▶ [Instruction] Would you extract the whole listing below and retype it exactly?

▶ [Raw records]
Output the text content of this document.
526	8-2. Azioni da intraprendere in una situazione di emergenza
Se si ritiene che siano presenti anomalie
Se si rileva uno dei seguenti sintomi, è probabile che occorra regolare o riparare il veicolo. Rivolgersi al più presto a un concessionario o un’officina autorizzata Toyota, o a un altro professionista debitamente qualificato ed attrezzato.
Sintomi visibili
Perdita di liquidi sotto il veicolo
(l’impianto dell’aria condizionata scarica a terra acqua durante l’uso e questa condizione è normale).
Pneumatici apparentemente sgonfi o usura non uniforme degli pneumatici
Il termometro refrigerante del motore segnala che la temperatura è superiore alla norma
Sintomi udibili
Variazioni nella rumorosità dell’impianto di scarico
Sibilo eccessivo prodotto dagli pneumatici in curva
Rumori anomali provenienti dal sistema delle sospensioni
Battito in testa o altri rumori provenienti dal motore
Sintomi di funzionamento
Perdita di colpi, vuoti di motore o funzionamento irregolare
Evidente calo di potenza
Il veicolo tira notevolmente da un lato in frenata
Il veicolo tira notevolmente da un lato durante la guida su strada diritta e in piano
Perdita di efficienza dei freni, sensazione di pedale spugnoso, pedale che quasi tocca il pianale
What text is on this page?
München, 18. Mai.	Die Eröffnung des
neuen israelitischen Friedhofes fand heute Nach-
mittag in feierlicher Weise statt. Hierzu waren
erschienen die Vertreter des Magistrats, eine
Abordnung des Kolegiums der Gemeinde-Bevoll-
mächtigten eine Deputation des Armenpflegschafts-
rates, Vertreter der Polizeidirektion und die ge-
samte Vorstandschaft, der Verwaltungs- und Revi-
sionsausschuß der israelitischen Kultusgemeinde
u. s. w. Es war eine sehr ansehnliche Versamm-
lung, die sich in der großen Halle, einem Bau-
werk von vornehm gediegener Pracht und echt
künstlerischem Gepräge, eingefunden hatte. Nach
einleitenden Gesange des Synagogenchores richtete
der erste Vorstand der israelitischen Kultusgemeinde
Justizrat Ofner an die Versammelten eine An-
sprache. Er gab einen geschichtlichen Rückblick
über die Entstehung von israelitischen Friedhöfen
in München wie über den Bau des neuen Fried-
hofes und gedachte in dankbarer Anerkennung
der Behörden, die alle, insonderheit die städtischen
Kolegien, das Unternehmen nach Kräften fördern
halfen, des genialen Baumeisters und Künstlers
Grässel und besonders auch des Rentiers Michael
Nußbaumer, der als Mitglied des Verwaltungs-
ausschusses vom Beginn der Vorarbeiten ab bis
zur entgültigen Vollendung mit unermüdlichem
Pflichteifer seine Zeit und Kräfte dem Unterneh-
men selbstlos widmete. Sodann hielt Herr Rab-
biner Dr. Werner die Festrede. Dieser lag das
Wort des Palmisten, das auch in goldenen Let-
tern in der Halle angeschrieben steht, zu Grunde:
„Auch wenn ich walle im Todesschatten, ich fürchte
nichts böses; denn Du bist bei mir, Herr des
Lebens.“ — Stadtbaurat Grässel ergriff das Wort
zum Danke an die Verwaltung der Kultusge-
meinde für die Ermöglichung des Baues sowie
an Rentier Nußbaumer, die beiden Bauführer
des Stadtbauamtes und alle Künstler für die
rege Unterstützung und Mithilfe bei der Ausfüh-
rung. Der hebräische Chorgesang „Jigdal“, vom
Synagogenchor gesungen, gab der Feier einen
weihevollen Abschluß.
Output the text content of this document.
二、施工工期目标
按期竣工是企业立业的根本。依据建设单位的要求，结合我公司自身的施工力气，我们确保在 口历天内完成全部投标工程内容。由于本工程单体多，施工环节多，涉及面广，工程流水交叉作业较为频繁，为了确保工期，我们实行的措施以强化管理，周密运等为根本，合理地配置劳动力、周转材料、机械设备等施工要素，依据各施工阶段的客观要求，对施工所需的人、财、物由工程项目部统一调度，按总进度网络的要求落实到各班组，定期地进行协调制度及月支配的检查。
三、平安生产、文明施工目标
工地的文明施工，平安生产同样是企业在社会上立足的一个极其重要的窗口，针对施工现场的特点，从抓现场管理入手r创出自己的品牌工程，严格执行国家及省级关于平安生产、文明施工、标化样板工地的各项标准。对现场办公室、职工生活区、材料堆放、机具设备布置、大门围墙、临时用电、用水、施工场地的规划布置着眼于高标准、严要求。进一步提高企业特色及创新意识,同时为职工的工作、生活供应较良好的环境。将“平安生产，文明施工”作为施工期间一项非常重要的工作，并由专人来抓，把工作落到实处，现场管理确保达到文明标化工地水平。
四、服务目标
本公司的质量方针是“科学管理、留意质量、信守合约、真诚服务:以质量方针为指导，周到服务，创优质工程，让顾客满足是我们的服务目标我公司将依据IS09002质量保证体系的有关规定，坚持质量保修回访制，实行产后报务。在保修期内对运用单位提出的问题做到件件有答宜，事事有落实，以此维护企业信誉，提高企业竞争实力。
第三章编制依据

▶ [Output for this exercise]
Output the text content of this document.
526	8-2. Azioni da intraprendere in una situazione di emergenza
Se si ritiene che siano presenti anomalie
Se si rileva uno dei seguenti sintomi, è probabile che occorra regolare o riparare il veicolo. Rivolgersi al più presto a un concessionario o un’officina autorizzata Toyota, o a un altro professionista debitamente qualificato ed attrezzato.
Sintomi visibili
Perdita di liquidi sotto il veicolo
(l’impianto dell’aria condizionata scarica a terra acqua durante l’uso e questa condizione è normale).
Pneumatici apparentemente sgonfi o usura non uniforme degli pneumatici
Il termometro refrigerante del motore segnala che la temperatura è superiore alla norma
Sintomi udibili
Variazioni nella rumorosità dell’impianto di scarico
Sibilo eccessivo prodotto dagli pneumatici in curva
Rumori anomali provenienti dal sistema delle sospensioni
Battito in testa o altri rumori provenienti dal motore
Sintomi di funzionamento
Perdita di colpi, vuoti di motore o funzionamento irregolare
Evidente calo di potenza
Il veicolo tira notevolmente da un lato in frenata
Il veicolo tira notevolmente da un lato durante la guida su strada diritta e in piano
Perdita di efficienza dei freni, sensazione di pedale spugnoso, pedale che quasi tocca il pianale
What text is on this page?
München, 18. Mai.	Die Eröffnung des
neuen israelitischen Friedhofes fand heute Nach-
mittag in feierlicher Weise statt. Hierzu waren
erschienen die Vertreter des Magistrats, eine
Abordnung des Kolegiums der Gemeinde-Bevoll-
mächtigten eine Deputation des Armenpflegschafts-
rates, Vertreter der Polizeidirektion und die ge-
samte Vorstandschaft, der Verwaltungs- und Revi-
sionsausschuß der israelitischen Kultusgemeinde
u. s. w. Es war eine sehr ansehnliche Versamm-
lung, die sich in der großen Halle, einem Bau-
werk von vornehm gediegener Pracht und echt
künstlerischem Gepräge, eingefunden hatte. Nach
einleitenden Gesange des Synagogenchores richtete
der erste Vorstand der israelitischen Kultusgemeinde
Justizrat Ofner an die Versammelten eine An-
sprache. Er gab einen geschichtlichen Rückblick
über die Entstehung von israelitischen Friedhöfen
in München wie über den Bau des neuen Fried-
hofes und gedachte in dankbarer Anerkennung
der Behörden, die alle, insonderheit die städtischen
Kolegien, das Unternehmen nach Kräften fördern
halfen, des genialen Baumeisters und Künstlers
Grässel und besonders auch des Rentiers Michael
Nußbaumer, der als Mitglied des Verwaltungs-
ausschusses vom Beginn der Vorarbeiten ab bis
zur entgültigen Vollendung mit unermüdlichem
Pflichteifer seine Zeit und Kräfte dem Unterneh-
men selbstlos widmete. Sodann hielt Herr Rab-
biner Dr. Werner die Festrede. Dieser lag das
Wort des Palmisten, das auch in goldenen Let-
tern in der Halle angeschrieben steht, zu Grunde:
„Auch wenn ich walle im Todesschatten, ich fürchte
nichts böses; denn Du bist bei mir, Herr des
Lebens.“ — Stadtbaurat Grässel ergriff das Wort
zum Danke an die Verwaltung der Kultusge-
meinde für die Ermöglichung des Baues sowie
an Rentier Nußbaumer, die beiden Bauführer
des Stadtbauamtes und alle Künstler für die
rege Unterstützung und Mithilfe bei der Ausfüh-
rung. Der hebräische Chorgesang „Jigdal“, vom
Synagogenchor gesungen, gab der Feier einen
weihevollen Abschluß.
Output the text content of this document.
二、施工工期目标
按期竣工是企业立业的根本。依据建设单位的要求，结合我公司自身的施工力气，我们确保在 口历天内完成全部投标工程内容。由于本工程单体多，施工环节多，涉及面广，工程流水交叉作业较为频繁，为了确保工期，我们实行的措施以强化管理，周密运等为根本，合理地配置劳动力、周转材料、机械设备等施工要素，依据各施工阶段的客观要求，对施工所需的人、财、物由工程项目部统一调度，按总进度网络的要求落实到各班组，定期地进行协调制度及月支配的检查。
三、平安生产、文明施工目标
工地的文明施工，平安生产同样是企业在社会上立足的一个极其重要的窗口，针对施工现场的特点，从抓现场管理入手r创出自己的品牌工程，严格执行国家及省级关于平安生产、文明施工、标化样板工地的各项标准。对现场办公室、职工生活区、材料堆放、机具设备布置、大门围墙、临时用电、用水、施工场地的规划布置着眼于高标准、严要求。进一步提高企业特色及创新意识,同时为职工的工作、生活供应较良好的环境。将“平安生产，文明施工”作为施工期间一项非常重要的工作，并由专人来抓，把工作落到实处，现场管理确保达到文明标化工地水平。
四、服务目标
本公司的质量方针是“科学管理、留意质量、信守合约、真诚服务:以质量方针为指导，周到服务，创优质工程，让顾客满足是我们的服务目标我公司将依据IS09002质量保证体系的有关规定，坚持质量保修回访制，实行产后报务。在保修期内对运用单位提出的问题做到件件有答宜，事事有落实，以此维护企业信誉，提高企业竞争实力。
第三章编制依据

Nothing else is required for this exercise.